(Stored entries)
::::::::

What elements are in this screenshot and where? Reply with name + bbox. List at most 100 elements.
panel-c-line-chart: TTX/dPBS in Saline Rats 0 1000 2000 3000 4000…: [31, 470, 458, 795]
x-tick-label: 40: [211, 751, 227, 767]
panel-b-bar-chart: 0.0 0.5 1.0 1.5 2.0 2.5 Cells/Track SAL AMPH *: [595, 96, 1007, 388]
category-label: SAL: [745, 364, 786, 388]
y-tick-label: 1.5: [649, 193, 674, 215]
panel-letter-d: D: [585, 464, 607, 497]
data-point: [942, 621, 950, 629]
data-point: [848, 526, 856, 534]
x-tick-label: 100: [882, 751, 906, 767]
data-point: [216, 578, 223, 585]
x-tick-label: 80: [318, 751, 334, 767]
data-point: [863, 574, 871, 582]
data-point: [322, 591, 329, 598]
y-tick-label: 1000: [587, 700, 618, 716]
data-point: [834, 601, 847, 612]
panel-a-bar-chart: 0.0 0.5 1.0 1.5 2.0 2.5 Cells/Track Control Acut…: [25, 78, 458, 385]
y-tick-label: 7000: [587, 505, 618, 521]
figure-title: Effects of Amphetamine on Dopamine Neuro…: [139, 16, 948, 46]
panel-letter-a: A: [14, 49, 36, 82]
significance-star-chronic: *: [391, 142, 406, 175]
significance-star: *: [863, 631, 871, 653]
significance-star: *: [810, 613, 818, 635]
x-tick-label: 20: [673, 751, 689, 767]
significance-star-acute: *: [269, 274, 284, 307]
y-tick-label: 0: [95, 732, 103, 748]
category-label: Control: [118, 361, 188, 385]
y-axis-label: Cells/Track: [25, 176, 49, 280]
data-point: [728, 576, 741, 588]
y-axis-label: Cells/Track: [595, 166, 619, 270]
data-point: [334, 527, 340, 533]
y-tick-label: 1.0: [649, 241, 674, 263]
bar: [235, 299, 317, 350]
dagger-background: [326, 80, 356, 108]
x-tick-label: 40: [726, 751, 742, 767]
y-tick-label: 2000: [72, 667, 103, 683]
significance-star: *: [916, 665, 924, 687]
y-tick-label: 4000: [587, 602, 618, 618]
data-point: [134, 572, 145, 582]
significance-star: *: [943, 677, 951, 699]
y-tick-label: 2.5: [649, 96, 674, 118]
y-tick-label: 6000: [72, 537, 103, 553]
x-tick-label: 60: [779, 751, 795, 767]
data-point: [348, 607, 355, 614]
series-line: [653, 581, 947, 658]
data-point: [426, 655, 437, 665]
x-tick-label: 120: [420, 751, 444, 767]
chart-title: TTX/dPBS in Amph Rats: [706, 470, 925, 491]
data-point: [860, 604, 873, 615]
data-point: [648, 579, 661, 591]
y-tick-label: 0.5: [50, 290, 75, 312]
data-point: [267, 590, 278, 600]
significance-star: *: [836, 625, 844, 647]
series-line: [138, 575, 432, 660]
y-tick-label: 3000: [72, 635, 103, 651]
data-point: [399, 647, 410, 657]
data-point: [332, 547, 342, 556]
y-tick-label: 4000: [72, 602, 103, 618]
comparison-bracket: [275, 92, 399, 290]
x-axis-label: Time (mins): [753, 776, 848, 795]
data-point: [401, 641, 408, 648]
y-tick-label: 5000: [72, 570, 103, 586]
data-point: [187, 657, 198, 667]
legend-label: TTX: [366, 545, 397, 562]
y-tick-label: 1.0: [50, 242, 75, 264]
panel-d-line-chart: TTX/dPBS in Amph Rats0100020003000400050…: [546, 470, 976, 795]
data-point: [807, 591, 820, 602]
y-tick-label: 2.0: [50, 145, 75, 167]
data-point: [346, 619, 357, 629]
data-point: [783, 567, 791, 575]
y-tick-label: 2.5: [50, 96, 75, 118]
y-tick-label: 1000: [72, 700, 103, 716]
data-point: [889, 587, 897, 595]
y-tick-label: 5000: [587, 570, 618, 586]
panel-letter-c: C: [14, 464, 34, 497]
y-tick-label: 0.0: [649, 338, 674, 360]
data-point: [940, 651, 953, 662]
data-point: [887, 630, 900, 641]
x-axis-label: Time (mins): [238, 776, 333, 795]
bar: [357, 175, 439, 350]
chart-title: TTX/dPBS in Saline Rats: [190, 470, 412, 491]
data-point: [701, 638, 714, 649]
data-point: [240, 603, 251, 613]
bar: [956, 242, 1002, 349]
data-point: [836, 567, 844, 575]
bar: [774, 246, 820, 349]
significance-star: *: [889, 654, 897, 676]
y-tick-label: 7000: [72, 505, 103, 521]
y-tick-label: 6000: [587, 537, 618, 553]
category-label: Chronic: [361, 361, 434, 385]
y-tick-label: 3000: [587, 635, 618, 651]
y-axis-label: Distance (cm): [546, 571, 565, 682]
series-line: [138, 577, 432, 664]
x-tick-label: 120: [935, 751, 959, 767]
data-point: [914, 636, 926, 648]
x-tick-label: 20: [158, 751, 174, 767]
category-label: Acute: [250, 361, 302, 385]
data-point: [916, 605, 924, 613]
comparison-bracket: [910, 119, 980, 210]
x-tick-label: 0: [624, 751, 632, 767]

::::::::

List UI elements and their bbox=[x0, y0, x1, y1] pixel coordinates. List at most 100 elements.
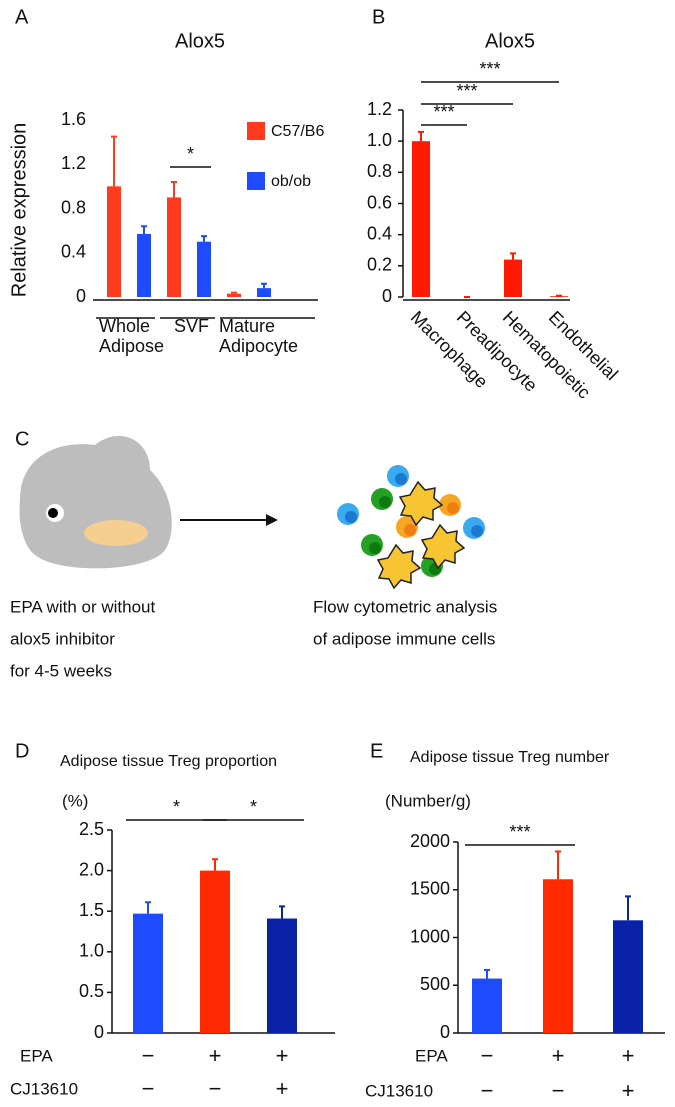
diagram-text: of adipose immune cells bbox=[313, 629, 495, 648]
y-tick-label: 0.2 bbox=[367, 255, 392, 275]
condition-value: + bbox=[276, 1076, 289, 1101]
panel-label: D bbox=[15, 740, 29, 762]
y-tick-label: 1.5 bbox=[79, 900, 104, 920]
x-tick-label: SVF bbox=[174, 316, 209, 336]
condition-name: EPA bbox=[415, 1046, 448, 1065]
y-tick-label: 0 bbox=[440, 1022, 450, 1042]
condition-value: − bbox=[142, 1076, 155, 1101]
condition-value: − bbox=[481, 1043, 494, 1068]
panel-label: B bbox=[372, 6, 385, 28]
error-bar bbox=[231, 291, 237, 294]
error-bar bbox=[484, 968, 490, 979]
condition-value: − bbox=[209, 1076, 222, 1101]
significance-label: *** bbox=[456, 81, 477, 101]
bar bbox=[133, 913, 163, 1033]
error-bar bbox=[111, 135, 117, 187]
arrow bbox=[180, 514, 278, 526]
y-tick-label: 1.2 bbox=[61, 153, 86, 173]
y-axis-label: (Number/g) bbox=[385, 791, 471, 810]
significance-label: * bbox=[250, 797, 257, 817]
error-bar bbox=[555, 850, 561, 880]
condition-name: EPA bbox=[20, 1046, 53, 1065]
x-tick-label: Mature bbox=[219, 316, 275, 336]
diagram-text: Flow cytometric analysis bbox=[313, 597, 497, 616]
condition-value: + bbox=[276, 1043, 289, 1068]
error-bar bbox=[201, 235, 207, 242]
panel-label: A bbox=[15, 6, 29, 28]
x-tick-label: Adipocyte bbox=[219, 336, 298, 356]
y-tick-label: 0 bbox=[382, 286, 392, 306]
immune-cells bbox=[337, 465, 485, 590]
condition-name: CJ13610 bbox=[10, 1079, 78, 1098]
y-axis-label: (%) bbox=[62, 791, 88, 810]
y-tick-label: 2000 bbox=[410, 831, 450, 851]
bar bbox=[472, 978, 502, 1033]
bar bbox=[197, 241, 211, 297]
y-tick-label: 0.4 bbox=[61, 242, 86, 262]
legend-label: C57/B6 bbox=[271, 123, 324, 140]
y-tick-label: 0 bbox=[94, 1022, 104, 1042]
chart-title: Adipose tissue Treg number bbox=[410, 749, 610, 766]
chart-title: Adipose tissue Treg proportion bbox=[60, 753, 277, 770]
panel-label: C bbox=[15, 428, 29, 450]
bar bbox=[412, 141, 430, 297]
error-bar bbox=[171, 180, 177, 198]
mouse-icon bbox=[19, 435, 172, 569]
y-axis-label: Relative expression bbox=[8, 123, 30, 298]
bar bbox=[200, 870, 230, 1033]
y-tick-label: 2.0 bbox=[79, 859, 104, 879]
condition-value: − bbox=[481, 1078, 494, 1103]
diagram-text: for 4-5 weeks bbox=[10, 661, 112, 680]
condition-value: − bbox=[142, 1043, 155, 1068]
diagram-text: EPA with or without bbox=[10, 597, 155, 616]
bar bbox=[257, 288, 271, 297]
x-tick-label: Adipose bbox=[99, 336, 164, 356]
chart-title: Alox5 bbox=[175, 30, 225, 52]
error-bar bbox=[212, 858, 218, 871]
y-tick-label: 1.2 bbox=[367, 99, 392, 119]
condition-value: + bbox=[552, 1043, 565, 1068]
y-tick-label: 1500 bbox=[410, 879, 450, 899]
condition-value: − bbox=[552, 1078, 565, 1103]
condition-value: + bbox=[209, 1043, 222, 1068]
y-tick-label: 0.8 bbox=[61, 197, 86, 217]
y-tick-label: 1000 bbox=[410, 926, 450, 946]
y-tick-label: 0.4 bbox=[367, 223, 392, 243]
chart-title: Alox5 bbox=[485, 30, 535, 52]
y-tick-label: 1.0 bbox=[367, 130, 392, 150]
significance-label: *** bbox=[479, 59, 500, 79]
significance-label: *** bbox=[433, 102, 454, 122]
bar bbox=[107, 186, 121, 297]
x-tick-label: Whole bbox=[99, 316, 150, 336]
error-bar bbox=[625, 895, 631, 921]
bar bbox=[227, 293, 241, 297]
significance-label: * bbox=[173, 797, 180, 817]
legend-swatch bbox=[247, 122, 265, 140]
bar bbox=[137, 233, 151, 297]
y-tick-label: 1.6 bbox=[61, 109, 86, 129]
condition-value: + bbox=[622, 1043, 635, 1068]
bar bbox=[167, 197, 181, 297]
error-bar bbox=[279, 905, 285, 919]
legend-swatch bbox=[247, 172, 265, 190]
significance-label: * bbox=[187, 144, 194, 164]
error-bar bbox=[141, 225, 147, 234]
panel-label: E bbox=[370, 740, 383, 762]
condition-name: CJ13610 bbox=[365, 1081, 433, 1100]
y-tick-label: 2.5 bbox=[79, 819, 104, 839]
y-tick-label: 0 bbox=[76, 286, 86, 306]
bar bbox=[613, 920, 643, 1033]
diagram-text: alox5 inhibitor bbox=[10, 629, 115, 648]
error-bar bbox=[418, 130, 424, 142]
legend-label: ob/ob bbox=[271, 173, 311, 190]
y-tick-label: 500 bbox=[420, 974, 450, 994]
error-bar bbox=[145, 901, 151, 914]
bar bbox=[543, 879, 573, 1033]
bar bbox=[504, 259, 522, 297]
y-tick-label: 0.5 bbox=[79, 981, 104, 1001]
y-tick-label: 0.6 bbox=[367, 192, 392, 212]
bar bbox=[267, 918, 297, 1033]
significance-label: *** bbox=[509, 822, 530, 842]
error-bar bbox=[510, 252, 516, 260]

::::::::

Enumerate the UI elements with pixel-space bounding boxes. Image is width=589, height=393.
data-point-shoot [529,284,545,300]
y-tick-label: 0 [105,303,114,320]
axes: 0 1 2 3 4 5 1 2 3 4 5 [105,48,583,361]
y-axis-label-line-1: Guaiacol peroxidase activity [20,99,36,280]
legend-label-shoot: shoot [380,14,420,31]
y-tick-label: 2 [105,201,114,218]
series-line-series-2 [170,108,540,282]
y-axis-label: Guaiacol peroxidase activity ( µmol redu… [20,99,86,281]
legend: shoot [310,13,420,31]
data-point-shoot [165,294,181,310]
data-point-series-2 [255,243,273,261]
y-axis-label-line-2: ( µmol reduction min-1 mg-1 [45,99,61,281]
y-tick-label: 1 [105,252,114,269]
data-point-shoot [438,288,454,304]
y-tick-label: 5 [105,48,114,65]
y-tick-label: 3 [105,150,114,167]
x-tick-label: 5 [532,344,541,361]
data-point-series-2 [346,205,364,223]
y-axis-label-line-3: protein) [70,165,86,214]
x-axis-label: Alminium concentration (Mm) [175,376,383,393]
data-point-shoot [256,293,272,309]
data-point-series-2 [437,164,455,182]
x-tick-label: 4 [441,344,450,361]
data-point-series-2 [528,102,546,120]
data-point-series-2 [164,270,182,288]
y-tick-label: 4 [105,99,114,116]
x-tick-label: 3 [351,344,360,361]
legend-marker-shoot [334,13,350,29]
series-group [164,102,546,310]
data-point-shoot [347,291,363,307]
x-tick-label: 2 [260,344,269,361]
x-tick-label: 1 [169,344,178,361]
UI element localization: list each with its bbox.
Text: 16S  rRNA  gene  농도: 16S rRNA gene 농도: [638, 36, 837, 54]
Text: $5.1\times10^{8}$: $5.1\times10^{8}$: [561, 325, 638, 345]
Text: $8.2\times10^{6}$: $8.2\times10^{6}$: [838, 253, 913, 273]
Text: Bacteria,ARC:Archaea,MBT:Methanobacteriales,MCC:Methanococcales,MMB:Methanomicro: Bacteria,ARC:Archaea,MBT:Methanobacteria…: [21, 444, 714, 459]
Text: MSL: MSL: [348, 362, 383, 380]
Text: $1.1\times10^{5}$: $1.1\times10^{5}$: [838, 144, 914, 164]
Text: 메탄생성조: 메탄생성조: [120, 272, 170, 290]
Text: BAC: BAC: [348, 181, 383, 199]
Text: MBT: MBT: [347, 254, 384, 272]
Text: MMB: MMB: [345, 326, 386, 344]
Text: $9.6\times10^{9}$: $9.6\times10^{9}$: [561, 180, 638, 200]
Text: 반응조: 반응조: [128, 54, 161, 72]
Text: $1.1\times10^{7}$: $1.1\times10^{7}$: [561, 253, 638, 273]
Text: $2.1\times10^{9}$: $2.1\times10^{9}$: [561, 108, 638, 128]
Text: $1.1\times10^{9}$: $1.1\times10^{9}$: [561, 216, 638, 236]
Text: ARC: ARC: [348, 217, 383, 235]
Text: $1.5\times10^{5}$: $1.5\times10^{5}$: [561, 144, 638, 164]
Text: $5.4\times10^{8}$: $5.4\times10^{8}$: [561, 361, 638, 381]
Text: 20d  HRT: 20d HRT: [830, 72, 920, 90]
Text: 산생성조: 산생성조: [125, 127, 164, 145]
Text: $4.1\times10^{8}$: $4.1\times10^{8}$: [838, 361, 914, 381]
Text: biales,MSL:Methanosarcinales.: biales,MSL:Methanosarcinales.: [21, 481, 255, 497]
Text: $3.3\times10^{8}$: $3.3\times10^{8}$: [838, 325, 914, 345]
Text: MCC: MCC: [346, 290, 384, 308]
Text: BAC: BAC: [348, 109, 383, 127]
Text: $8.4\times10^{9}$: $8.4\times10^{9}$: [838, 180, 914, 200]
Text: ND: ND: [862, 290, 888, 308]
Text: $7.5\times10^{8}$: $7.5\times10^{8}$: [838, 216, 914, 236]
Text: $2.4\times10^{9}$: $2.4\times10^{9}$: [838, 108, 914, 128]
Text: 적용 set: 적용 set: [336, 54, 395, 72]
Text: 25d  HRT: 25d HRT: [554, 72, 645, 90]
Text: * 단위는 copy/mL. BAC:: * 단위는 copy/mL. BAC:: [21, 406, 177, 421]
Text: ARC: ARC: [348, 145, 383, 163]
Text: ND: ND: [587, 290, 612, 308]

::::::::

WORK TO COMPLETE | From the records, copy every line that has the string "Track" in it.

WRITTEN ANSWER |
panel-b-bar-chart: 0.0 0.5 1.0 1.5 2.0 2.5 Cells/Track SAL AMPH *: [595, 96, 1007, 388]
panel-a-bar-chart: 0.0 0.5 1.0 1.5 2.0 2.5 Cells/Track Control Acut…: [25, 78, 458, 385]
y-axis-label: Cells/Track: [25, 176, 49, 280]
y-axis-label: Cells/Track: [595, 166, 619, 270]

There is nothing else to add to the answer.